**WHAT YOU WILL DO:** Give the listing again character for character, but drop the images.

%%

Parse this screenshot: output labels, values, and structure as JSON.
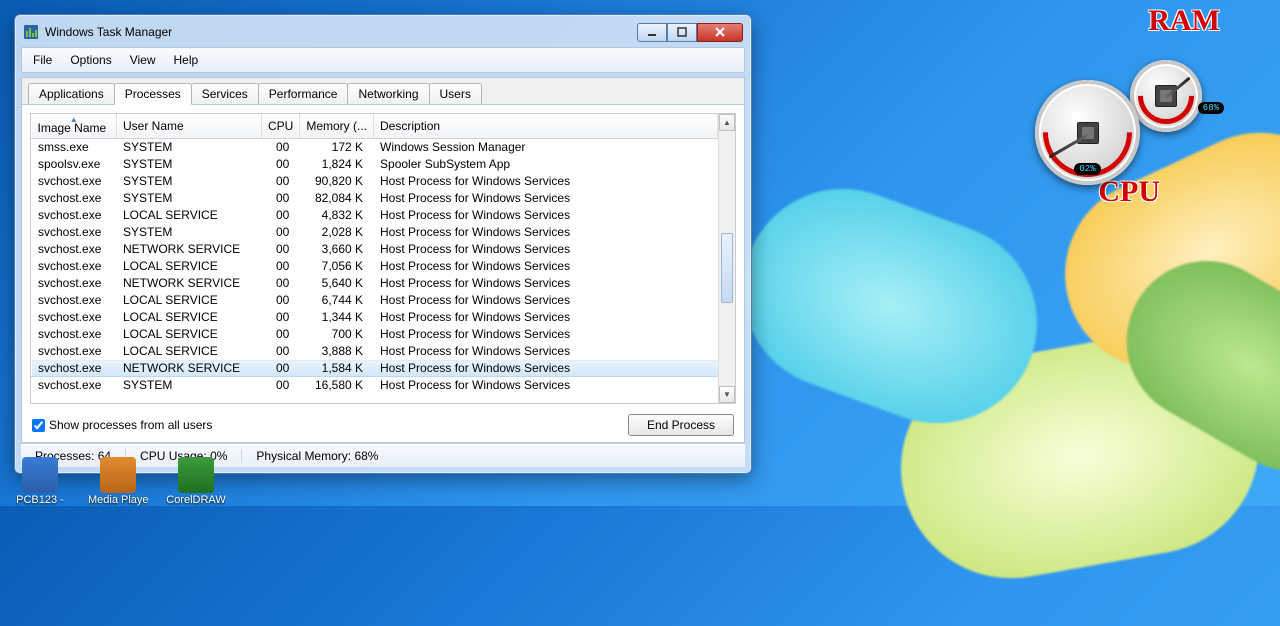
{
  "window": {
    "title": "Windows Task Manager"
  },
  "menu": [
    "File",
    "Options",
    "View",
    "Help"
  ],
  "tabs": [
    "Applications",
    "Processes",
    "Services",
    "Performance",
    "Networking",
    "Users"
  ],
  "active_tab": "Processes",
  "columns": {
    "image_name": "Image Name",
    "user_name": "User Name",
    "cpu": "CPU",
    "memory": "Memory (...",
    "description": "Description"
  },
  "processes": [
    {
      "image": "smss.exe",
      "user": "SYSTEM",
      "cpu": "00",
      "mem": "172 K",
      "desc": "Windows Session Manager",
      "sel": false
    },
    {
      "image": "spoolsv.exe",
      "user": "SYSTEM",
      "cpu": "00",
      "mem": "1,824 K",
      "desc": "Spooler SubSystem App",
      "sel": false
    },
    {
      "image": "svchost.exe",
      "user": "SYSTEM",
      "cpu": "00",
      "mem": "90,820 K",
      "desc": "Host Process for Windows Services",
      "sel": false
    },
    {
      "image": "svchost.exe",
      "user": "SYSTEM",
      "cpu": "00",
      "mem": "82,084 K",
      "desc": "Host Process for Windows Services",
      "sel": false
    },
    {
      "image": "svchost.exe",
      "user": "LOCAL SERVICE",
      "cpu": "00",
      "mem": "4,832 K",
      "desc": "Host Process for Windows Services",
      "sel": false
    },
    {
      "image": "svchost.exe",
      "user": "SYSTEM",
      "cpu": "00",
      "mem": "2,028 K",
      "desc": "Host Process for Windows Services",
      "sel": false
    },
    {
      "image": "svchost.exe",
      "user": "NETWORK SERVICE",
      "cpu": "00",
      "mem": "3,660 K",
      "desc": "Host Process for Windows Services",
      "sel": false
    },
    {
      "image": "svchost.exe",
      "user": "LOCAL SERVICE",
      "cpu": "00",
      "mem": "7,056 K",
      "desc": "Host Process for Windows Services",
      "sel": false
    },
    {
      "image": "svchost.exe",
      "user": "NETWORK SERVICE",
      "cpu": "00",
      "mem": "5,640 K",
      "desc": "Host Process for Windows Services",
      "sel": false
    },
    {
      "image": "svchost.exe",
      "user": "LOCAL SERVICE",
      "cpu": "00",
      "mem": "6,744 K",
      "desc": "Host Process for Windows Services",
      "sel": false
    },
    {
      "image": "svchost.exe",
      "user": "LOCAL SERVICE",
      "cpu": "00",
      "mem": "1,344 K",
      "desc": "Host Process for Windows Services",
      "sel": false
    },
    {
      "image": "svchost.exe",
      "user": "LOCAL SERVICE",
      "cpu": "00",
      "mem": "700 K",
      "desc": "Host Process for Windows Services",
      "sel": false
    },
    {
      "image": "svchost.exe",
      "user": "LOCAL SERVICE",
      "cpu": "00",
      "mem": "3,888 K",
      "desc": "Host Process for Windows Services",
      "sel": false
    },
    {
      "image": "svchost.exe",
      "user": "NETWORK SERVICE",
      "cpu": "00",
      "mem": "1,584 K",
      "desc": "Host Process for Windows Services",
      "sel": true
    },
    {
      "image": "svchost.exe",
      "user": "SYSTEM",
      "cpu": "00",
      "mem": "16,580 K",
      "desc": "Host Process for Windows Services",
      "sel": false
    }
  ],
  "show_all": {
    "label": "Show processes from all users",
    "checked": true
  },
  "end_process_label": "End Process",
  "status": {
    "processes": "Processes: 64",
    "cpu": "CPU Usage: 0%",
    "memory": "Physical Memory: 68%"
  },
  "gadget": {
    "ram_label": "RAM",
    "cpu_label": "CPU",
    "cpu_value": "02%",
    "ram_value": "68%"
  },
  "desktop": [
    {
      "name": "PCB123 -"
    },
    {
      "name": "Media Player"
    },
    {
      "name": "CorelDRAW"
    }
  ]
}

%%

**WRITTEN RESPONSE:**
Parse this screenshot: output labels, values, and structure as JSON.
{
  "window": {
    "title": "Windows Task Manager"
  },
  "menu": [
    "File",
    "Options",
    "View",
    "Help"
  ],
  "tabs": [
    "Applications",
    "Processes",
    "Services",
    "Performance",
    "Networking",
    "Users"
  ],
  "active_tab": "Processes",
  "columns": {
    "image_name": "Image Name",
    "user_name": "User Name",
    "cpu": "CPU",
    "memory": "Memory (...",
    "description": "Description"
  },
  "processes": [
    {
      "image": "smss.exe",
      "user": "SYSTEM",
      "cpu": "00",
      "mem": "172 K",
      "desc": "Windows Session Manager",
      "sel": false
    },
    {
      "image": "spoolsv.exe",
      "user": "SYSTEM",
      "cpu": "00",
      "mem": "1,824 K",
      "desc": "Spooler SubSystem App",
      "sel": false
    },
    {
      "image": "svchost.exe",
      "user": "SYSTEM",
      "cpu": "00",
      "mem": "90,820 K",
      "desc": "Host Process for Windows Services",
      "sel": false
    },
    {
      "image": "svchost.exe",
      "user": "SYSTEM",
      "cpu": "00",
      "mem": "82,084 K",
      "desc": "Host Process for Windows Services",
      "sel": false
    },
    {
      "image": "svchost.exe",
      "user": "LOCAL SERVICE",
      "cpu": "00",
      "mem": "4,832 K",
      "desc": "Host Process for Windows Services",
      "sel": false
    },
    {
      "image": "svchost.exe",
      "user": "SYSTEM",
      "cpu": "00",
      "mem": "2,028 K",
      "desc": "Host Process for Windows Services",
      "sel": false
    },
    {
      "image": "svchost.exe",
      "user": "NETWORK SERVICE",
      "cpu": "00",
      "mem": "3,660 K",
      "desc": "Host Process for Windows Services",
      "sel": false
    },
    {
      "image": "svchost.exe",
      "user": "LOCAL SERVICE",
      "cpu": "00",
      "mem": "7,056 K",
      "desc": "Host Process for Windows Services",
      "sel": false
    },
    {
      "image": "svchost.exe",
      "user": "NETWORK SERVICE",
      "cpu": "00",
      "mem": "5,640 K",
      "desc": "Host Process for Windows Services",
      "sel": false
    },
    {
      "image": "svchost.exe",
      "user": "LOCAL SERVICE",
      "cpu": "00",
      "mem": "6,744 K",
      "desc": "Host Process for Windows Services",
      "sel": false
    },
    {
      "image": "svchost.exe",
      "user": "LOCAL SERVICE",
      "cpu": "00",
      "mem": "1,344 K",
      "desc": "Host Process for Windows Services",
      "sel": false
    },
    {
      "image": "svchost.exe",
      "user": "LOCAL SERVICE",
      "cpu": "00",
      "mem": "700 K",
      "desc": "Host Process for Windows Services",
      "sel": false
    },
    {
      "image": "svchost.exe",
      "user": "LOCAL SERVICE",
      "cpu": "00",
      "mem": "3,888 K",
      "desc": "Host Process for Windows Services",
      "sel": false
    },
    {
      "image": "svchost.exe",
      "user": "NETWORK SERVICE",
      "cpu": "00",
      "mem": "1,584 K",
      "desc": "Host Process for Windows Services",
      "sel": true
    },
    {
      "image": "svchost.exe",
      "user": "SYSTEM",
      "cpu": "00",
      "mem": "16,580 K",
      "desc": "Host Process for Windows Services",
      "sel": false
    }
  ],
  "show_all": {
    "label": "Show processes from all users",
    "checked": true
  },
  "end_process_label": "End Process",
  "status": {
    "processes": "Processes: 64",
    "cpu": "CPU Usage: 0%",
    "memory": "Physical Memory: 68%"
  },
  "gadget": {
    "ram_label": "RAM",
    "cpu_label": "CPU",
    "cpu_value": "02%",
    "ram_value": "68%"
  },
  "desktop": [
    {
      "name": "PCB123 -"
    },
    {
      "name": "Media Player"
    },
    {
      "name": "CorelDRAW"
    }
  ]
}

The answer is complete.